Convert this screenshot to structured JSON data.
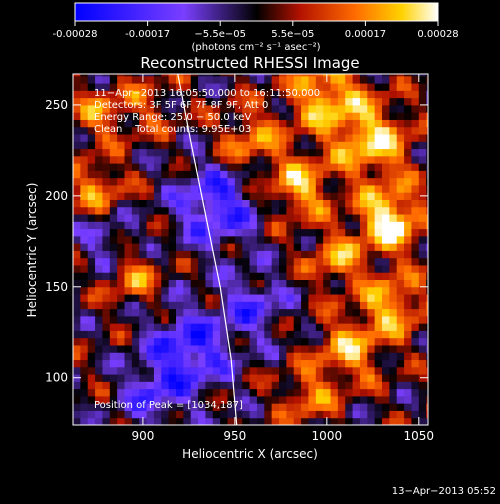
{
  "colorbar": {
    "tick_labels": [
      "-0.00028",
      "-0.00017",
      "−5.5e−05",
      "5.5e−05",
      "0.00017",
      "0.00028"
    ],
    "units": "(photons cm⁻² s⁻¹ asec⁻²)",
    "range": [
      -0.00028,
      0.00028
    ],
    "colors": [
      "#0000ff",
      "#7a3fff",
      "#000000",
      "#b31200",
      "#ff6a00",
      "#ffd200",
      "#ffffff"
    ]
  },
  "info": {
    "time_range": "11−Apr−2013 16:05:50.000 to 16:11:50.000",
    "detectors": "Detectors: 3F 5F 6F 7F 8F 9F, Att 0",
    "energy": "Energy Range: 25.0 − 50.0 keV",
    "method": "Clean    Total counts: 9.95E+03",
    "peak": "Position of Peak = [1034,187]"
  },
  "footer": {
    "timestamp": "13−Apr−2013 05:52"
  },
  "chart_data": {
    "type": "heatmap",
    "title": "Reconstructed RHESSI Image",
    "xlabel": "Heliocentric X (arcsec)",
    "ylabel": "Heliocentric Y (arcsec)",
    "xlim": [
      862,
      1055
    ],
    "ylim": [
      74,
      267
    ],
    "xticks": [
      900,
      950,
      1000,
      1050
    ],
    "yticks": [
      100,
      150,
      200,
      250
    ],
    "peak": {
      "x": 1034,
      "y": 187
    },
    "limb_curve": [
      [
        919,
        267
      ],
      [
        926,
        230
      ],
      [
        934,
        190
      ],
      [
        942,
        150
      ],
      [
        948,
        110
      ],
      [
        951,
        74
      ]
    ],
    "features": [
      {
        "x": 1034,
        "y": 187,
        "sigma": 12,
        "amp": 1.0
      },
      {
        "x": 1025,
        "y": 230,
        "sigma": 14,
        "amp": 0.8
      },
      {
        "x": 985,
        "y": 205,
        "sigma": 12,
        "amp": 0.7
      },
      {
        "x": 1000,
        "y": 255,
        "sigma": 14,
        "amp": 0.75
      },
      {
        "x": 958,
        "y": 230,
        "sigma": 12,
        "amp": 0.55
      },
      {
        "x": 1005,
        "y": 165,
        "sigma": 10,
        "amp": 0.6
      },
      {
        "x": 1035,
        "y": 140,
        "sigma": 12,
        "amp": 0.7
      },
      {
        "x": 1012,
        "y": 115,
        "sigma": 12,
        "amp": 0.65
      },
      {
        "x": 990,
        "y": 90,
        "sigma": 10,
        "amp": 0.5
      },
      {
        "x": 875,
        "y": 205,
        "sigma": 10,
        "amp": 0.55
      },
      {
        "x": 895,
        "y": 155,
        "sigma": 10,
        "amp": 0.5
      },
      {
        "x": 875,
        "y": 245,
        "sigma": 10,
        "amp": 0.45
      },
      {
        "x": 900,
        "y": 250,
        "sigma": 12,
        "amp": 0.3
      },
      {
        "x": 940,
        "y": 195,
        "sigma": 16,
        "amp": -0.75
      },
      {
        "x": 925,
        "y": 115,
        "sigma": 16,
        "amp": -0.8
      },
      {
        "x": 960,
        "y": 140,
        "sigma": 12,
        "amp": -0.55
      },
      {
        "x": 905,
        "y": 90,
        "sigma": 12,
        "amp": -0.5
      },
      {
        "x": 880,
        "y": 175,
        "sigma": 10,
        "amp": -0.4
      }
    ]
  }
}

○ ○ ○ ○

Please write out all the data again word for word, but not the pictures.

- Complete response -
Convert this screenshot to structured JSON data.
{
  "colorbar": {
    "tick_labels": [
      "-0.00028",
      "-0.00017",
      "−5.5e−05",
      "5.5e−05",
      "0.00017",
      "0.00028"
    ],
    "units": "(photons cm⁻² s⁻¹ asec⁻²)",
    "range": [
      -0.00028,
      0.00028
    ],
    "colors": [
      "#0000ff",
      "#7a3fff",
      "#000000",
      "#b31200",
      "#ff6a00",
      "#ffd200",
      "#ffffff"
    ]
  },
  "info": {
    "time_range": "11−Apr−2013 16:05:50.000 to 16:11:50.000",
    "detectors": "Detectors: 3F 5F 6F 7F 8F 9F, Att 0",
    "energy": "Energy Range: 25.0 − 50.0 keV",
    "method": "Clean    Total counts: 9.95E+03",
    "peak": "Position of Peak = [1034,187]"
  },
  "footer": {
    "timestamp": "13−Apr−2013 05:52"
  },
  "chart_data": {
    "type": "heatmap",
    "title": "Reconstructed RHESSI Image",
    "xlabel": "Heliocentric X (arcsec)",
    "ylabel": "Heliocentric Y (arcsec)",
    "xlim": [
      862,
      1055
    ],
    "ylim": [
      74,
      267
    ],
    "xticks": [
      900,
      950,
      1000,
      1050
    ],
    "yticks": [
      100,
      150,
      200,
      250
    ],
    "peak": {
      "x": 1034,
      "y": 187
    },
    "limb_curve": [
      [
        919,
        267
      ],
      [
        926,
        230
      ],
      [
        934,
        190
      ],
      [
        942,
        150
      ],
      [
        948,
        110
      ],
      [
        951,
        74
      ]
    ],
    "features": [
      {
        "x": 1034,
        "y": 187,
        "sigma": 12,
        "amp": 1.0
      },
      {
        "x": 1025,
        "y": 230,
        "sigma": 14,
        "amp": 0.8
      },
      {
        "x": 985,
        "y": 205,
        "sigma": 12,
        "amp": 0.7
      },
      {
        "x": 1000,
        "y": 255,
        "sigma": 14,
        "amp": 0.75
      },
      {
        "x": 958,
        "y": 230,
        "sigma": 12,
        "amp": 0.55
      },
      {
        "x": 1005,
        "y": 165,
        "sigma": 10,
        "amp": 0.6
      },
      {
        "x": 1035,
        "y": 140,
        "sigma": 12,
        "amp": 0.7
      },
      {
        "x": 1012,
        "y": 115,
        "sigma": 12,
        "amp": 0.65
      },
      {
        "x": 990,
        "y": 90,
        "sigma": 10,
        "amp": 0.5
      },
      {
        "x": 875,
        "y": 205,
        "sigma": 10,
        "amp": 0.55
      },
      {
        "x": 895,
        "y": 155,
        "sigma": 10,
        "amp": 0.5
      },
      {
        "x": 875,
        "y": 245,
        "sigma": 10,
        "amp": 0.45
      },
      {
        "x": 900,
        "y": 250,
        "sigma": 12,
        "amp": 0.3
      },
      {
        "x": 940,
        "y": 195,
        "sigma": 16,
        "amp": -0.75
      },
      {
        "x": 925,
        "y": 115,
        "sigma": 16,
        "amp": -0.8
      },
      {
        "x": 960,
        "y": 140,
        "sigma": 12,
        "amp": -0.55
      },
      {
        "x": 905,
        "y": 90,
        "sigma": 12,
        "amp": -0.5
      },
      {
        "x": 880,
        "y": 175,
        "sigma": 10,
        "amp": -0.4
      }
    ]
  }
}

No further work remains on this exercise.